* start INFORMATION SHOWN *

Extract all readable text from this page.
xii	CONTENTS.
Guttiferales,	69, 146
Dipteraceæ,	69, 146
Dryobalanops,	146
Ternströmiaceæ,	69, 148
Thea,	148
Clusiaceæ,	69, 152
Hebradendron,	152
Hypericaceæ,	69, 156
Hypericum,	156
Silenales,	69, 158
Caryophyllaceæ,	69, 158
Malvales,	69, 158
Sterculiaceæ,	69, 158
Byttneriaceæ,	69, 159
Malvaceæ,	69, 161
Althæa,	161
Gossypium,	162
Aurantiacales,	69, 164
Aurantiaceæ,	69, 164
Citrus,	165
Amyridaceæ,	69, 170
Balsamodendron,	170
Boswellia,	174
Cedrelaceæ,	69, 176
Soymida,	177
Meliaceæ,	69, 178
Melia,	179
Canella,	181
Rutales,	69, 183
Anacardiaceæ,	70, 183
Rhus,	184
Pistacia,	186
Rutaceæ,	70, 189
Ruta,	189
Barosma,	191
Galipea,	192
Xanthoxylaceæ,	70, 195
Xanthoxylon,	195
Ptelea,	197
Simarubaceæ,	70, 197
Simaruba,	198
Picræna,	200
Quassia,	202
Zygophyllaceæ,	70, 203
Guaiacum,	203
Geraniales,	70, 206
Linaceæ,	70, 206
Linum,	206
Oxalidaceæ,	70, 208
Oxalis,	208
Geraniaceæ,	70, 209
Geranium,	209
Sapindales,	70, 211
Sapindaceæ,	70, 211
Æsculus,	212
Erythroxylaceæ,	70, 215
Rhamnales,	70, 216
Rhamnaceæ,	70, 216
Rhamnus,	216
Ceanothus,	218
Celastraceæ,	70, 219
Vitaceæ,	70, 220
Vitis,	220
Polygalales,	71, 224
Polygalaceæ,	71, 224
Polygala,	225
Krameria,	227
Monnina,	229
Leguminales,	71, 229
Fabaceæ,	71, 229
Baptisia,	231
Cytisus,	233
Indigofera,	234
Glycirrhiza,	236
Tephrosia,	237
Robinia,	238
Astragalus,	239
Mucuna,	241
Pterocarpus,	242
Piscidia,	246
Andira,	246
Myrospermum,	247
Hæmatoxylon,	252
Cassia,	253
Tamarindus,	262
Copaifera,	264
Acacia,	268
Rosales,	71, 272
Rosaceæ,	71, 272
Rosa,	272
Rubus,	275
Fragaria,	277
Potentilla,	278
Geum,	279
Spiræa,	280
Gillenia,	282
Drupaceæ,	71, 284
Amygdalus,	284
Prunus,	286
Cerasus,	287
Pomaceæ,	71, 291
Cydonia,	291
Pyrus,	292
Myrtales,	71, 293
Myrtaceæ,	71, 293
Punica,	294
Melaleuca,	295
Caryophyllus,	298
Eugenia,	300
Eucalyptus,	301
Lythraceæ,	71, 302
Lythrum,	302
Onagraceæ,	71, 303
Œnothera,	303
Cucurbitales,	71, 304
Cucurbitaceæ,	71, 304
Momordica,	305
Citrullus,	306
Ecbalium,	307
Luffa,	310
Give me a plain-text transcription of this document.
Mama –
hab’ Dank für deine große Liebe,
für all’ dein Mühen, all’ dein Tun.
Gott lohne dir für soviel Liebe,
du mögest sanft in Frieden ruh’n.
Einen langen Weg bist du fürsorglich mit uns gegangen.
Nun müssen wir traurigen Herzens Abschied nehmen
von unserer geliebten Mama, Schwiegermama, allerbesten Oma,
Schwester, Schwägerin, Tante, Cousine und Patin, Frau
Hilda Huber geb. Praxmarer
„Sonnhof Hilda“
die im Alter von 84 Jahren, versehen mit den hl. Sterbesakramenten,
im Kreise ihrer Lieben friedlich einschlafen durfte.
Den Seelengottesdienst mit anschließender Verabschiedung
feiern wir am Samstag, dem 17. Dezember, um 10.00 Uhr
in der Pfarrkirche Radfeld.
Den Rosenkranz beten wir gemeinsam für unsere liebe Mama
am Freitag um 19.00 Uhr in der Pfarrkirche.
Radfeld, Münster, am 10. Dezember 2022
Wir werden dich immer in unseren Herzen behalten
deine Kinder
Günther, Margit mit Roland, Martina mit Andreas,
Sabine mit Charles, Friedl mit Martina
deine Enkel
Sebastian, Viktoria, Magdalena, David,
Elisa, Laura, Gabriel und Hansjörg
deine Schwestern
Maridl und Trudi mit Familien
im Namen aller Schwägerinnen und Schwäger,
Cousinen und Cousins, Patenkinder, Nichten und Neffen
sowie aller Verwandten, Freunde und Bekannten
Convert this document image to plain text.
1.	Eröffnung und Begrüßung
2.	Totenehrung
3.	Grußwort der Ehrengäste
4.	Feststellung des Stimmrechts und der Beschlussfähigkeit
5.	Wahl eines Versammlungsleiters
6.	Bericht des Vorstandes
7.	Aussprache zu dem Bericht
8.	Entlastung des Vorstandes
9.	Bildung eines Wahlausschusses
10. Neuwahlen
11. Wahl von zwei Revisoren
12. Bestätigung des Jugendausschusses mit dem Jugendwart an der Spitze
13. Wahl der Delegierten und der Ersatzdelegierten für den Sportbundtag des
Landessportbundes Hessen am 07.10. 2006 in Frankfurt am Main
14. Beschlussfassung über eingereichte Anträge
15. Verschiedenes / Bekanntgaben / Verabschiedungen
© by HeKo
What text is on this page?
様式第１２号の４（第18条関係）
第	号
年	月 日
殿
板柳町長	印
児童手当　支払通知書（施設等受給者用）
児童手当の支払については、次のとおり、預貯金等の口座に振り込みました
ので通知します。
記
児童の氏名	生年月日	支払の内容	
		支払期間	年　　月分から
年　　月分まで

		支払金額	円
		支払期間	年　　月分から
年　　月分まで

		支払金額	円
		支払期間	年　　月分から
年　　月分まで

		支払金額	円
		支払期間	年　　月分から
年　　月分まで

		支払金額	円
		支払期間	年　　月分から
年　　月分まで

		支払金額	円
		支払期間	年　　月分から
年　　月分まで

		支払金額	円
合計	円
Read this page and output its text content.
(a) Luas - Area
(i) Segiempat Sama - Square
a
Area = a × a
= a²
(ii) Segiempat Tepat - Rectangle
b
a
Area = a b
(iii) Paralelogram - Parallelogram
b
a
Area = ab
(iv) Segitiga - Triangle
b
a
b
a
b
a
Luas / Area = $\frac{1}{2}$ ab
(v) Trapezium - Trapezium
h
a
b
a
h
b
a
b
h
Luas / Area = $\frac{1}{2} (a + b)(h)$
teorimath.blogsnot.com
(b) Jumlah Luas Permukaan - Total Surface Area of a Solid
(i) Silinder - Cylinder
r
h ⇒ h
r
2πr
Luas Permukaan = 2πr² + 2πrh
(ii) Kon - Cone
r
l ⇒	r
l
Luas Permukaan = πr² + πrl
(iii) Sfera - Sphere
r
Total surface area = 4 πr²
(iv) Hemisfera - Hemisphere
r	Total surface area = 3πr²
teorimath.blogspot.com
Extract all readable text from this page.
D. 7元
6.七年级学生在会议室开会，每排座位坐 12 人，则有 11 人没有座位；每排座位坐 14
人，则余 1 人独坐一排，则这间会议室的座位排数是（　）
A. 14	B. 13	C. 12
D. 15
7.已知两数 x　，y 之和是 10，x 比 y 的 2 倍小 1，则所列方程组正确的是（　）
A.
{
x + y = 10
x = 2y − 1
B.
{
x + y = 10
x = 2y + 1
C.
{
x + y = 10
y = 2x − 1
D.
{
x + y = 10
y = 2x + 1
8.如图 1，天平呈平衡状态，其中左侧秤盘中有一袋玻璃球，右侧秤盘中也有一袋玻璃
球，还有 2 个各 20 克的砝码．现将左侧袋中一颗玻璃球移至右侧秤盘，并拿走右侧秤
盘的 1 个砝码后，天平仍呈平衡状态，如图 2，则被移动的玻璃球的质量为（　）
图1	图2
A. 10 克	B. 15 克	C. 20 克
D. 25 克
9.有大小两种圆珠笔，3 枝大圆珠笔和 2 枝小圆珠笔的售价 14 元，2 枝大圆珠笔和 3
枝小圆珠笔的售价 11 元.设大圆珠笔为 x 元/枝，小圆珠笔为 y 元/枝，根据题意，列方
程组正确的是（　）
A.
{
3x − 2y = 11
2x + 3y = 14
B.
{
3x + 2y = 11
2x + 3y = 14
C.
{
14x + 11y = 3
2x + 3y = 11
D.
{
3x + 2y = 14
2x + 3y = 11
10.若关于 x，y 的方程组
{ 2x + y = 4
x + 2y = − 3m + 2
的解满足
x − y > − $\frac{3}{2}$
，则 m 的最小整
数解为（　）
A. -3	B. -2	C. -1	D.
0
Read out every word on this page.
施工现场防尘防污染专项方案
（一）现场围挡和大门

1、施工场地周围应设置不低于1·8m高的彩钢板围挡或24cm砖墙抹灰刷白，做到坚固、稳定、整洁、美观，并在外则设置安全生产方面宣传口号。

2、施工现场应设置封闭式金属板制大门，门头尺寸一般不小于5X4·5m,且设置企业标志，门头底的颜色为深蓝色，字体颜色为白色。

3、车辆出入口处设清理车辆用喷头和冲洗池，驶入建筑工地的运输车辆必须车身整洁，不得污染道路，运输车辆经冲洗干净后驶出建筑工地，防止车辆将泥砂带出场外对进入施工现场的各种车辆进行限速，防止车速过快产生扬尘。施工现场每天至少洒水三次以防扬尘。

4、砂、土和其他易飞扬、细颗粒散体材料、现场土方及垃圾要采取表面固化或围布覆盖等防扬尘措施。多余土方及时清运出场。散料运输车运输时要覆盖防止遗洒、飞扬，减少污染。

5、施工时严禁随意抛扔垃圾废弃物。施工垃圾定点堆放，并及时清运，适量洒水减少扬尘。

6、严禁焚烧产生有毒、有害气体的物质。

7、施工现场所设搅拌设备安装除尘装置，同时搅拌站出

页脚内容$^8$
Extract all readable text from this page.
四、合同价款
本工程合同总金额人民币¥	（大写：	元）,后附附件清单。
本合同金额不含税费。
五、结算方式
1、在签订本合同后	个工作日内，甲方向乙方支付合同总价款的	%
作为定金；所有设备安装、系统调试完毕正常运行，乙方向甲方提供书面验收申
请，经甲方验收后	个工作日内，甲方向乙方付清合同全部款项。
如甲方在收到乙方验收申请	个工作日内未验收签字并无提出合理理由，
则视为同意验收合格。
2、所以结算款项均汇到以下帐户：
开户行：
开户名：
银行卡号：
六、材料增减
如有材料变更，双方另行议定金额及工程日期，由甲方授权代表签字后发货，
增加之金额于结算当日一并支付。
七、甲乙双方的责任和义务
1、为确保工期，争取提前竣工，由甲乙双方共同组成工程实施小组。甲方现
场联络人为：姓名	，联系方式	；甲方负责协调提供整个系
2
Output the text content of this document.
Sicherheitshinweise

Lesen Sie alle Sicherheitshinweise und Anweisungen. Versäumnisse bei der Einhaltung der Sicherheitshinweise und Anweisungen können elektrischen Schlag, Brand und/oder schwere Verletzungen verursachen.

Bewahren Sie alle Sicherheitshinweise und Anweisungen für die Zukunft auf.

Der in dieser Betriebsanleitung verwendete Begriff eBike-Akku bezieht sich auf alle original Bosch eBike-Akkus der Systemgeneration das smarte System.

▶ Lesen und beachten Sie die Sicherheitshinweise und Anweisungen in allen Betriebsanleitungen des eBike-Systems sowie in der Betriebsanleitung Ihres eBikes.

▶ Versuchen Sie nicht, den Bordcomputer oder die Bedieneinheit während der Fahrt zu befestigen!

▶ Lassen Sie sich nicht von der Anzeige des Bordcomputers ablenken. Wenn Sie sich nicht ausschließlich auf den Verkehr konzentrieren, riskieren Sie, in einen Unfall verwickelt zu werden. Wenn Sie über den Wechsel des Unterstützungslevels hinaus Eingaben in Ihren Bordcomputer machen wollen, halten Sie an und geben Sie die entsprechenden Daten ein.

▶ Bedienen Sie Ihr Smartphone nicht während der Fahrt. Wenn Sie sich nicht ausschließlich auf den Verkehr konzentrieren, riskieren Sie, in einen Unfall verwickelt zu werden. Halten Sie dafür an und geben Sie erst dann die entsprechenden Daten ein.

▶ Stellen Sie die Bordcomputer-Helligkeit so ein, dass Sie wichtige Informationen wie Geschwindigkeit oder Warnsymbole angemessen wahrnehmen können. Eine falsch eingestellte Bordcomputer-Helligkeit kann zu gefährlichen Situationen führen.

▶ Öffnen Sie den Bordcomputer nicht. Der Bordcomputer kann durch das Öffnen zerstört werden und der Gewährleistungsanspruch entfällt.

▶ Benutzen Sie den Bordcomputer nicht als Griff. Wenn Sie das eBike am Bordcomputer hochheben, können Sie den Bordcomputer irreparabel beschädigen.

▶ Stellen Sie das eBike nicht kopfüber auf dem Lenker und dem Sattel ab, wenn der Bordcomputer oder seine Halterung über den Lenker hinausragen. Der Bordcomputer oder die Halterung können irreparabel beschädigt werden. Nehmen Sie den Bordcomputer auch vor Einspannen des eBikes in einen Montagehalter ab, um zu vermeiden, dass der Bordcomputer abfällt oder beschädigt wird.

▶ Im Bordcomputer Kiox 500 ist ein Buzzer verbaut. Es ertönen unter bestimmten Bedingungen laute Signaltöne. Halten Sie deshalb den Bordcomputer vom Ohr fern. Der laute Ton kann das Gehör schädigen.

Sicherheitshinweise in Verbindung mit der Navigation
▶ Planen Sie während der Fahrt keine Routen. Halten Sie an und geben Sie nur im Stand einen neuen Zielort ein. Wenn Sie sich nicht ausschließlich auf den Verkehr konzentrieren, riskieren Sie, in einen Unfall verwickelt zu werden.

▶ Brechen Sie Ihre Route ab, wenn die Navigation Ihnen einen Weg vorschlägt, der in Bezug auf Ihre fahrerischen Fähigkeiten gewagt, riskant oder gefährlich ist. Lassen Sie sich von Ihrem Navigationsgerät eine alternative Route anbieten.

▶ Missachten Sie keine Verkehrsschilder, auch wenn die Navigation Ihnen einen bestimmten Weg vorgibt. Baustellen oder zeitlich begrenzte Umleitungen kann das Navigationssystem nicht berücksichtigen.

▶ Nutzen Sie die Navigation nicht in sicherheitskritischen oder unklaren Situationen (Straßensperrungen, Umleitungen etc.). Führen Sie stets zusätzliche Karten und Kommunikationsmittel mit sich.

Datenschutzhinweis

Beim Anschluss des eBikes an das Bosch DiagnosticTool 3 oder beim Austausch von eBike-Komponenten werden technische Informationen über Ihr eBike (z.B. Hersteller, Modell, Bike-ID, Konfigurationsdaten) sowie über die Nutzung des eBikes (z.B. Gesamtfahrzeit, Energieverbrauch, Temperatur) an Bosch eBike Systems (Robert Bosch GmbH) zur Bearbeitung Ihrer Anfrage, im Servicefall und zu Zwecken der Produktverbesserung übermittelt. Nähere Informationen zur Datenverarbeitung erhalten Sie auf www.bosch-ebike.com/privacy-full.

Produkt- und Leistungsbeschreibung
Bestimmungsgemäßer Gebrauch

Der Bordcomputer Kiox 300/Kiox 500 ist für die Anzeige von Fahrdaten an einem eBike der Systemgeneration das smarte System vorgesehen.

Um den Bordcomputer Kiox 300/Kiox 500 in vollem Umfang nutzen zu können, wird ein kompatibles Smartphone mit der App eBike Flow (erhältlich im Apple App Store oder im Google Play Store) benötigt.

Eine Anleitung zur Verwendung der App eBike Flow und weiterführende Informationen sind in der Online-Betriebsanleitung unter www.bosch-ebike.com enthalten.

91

* end INFORMATION SHOWN *

◆ **WHAT TO DO**: Indicate how many lines of the material include the word "枝小圆珠笔的售价"; the number alone is required.

◆ **RESPONSE BELOW**: 2